REQUIREMENT: Return every record below exactly as written, omitting any pictures.

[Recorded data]
※ ※ ※
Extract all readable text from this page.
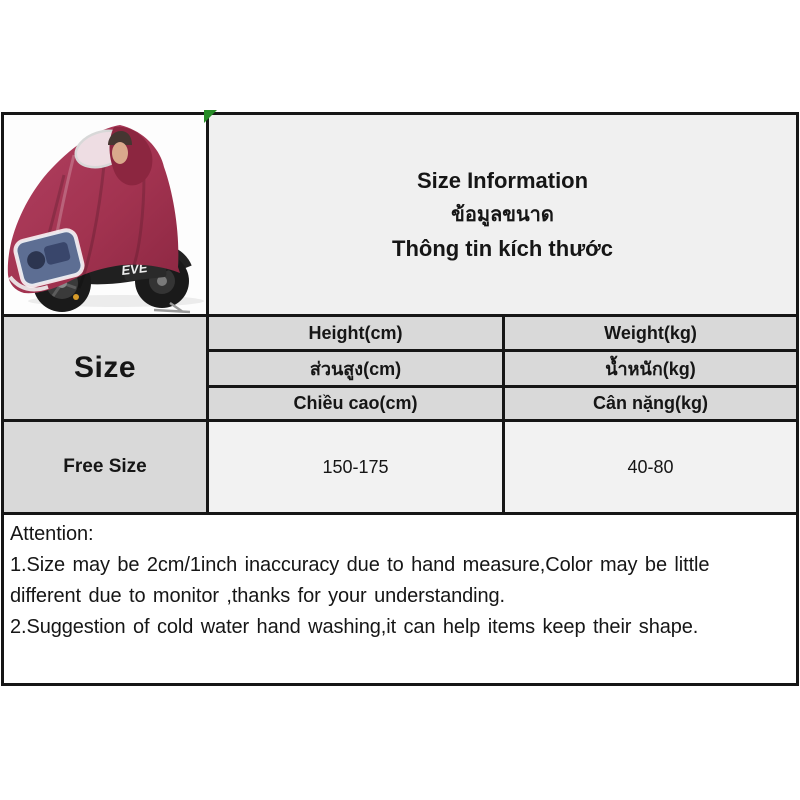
EVE
Size Information
ข้อมูลขนาด
Thông tin kích thước
Size
Height(cm)	Weight(kg)
ส่วนสูง(cm)	น้ำหนัก(kg)
Chiều cao(cm)	Cân nặng(kg)
Free Size	150-175	40-80
Attention:
1.Size may be 2cm/1inch inaccuracy due to hand measure,Color may be little
different due to monitor ,thanks for your understanding.
2.Suggestion of cold water hand washing,it can help items keep their shape.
※ ※ ※
FINAL ANSWER:
Extract all readable text from this page.
EVE
Size Information
ข้อมูลขนาด
Thông tin kích thước
Size
Height(cm)	Weight(kg)
ส่วนสูง(cm)	น้ำหนัก(kg)
Chiều cao(cm)	Cân nặng(kg)
Free Size	150-175	40-80
Attention:
1.Size may be 2cm/1inch inaccuracy due to hand measure,Color may be little
different due to monitor ,thanks for your understanding.
2.Suggestion of cold water hand washing,it can help items keep their shape.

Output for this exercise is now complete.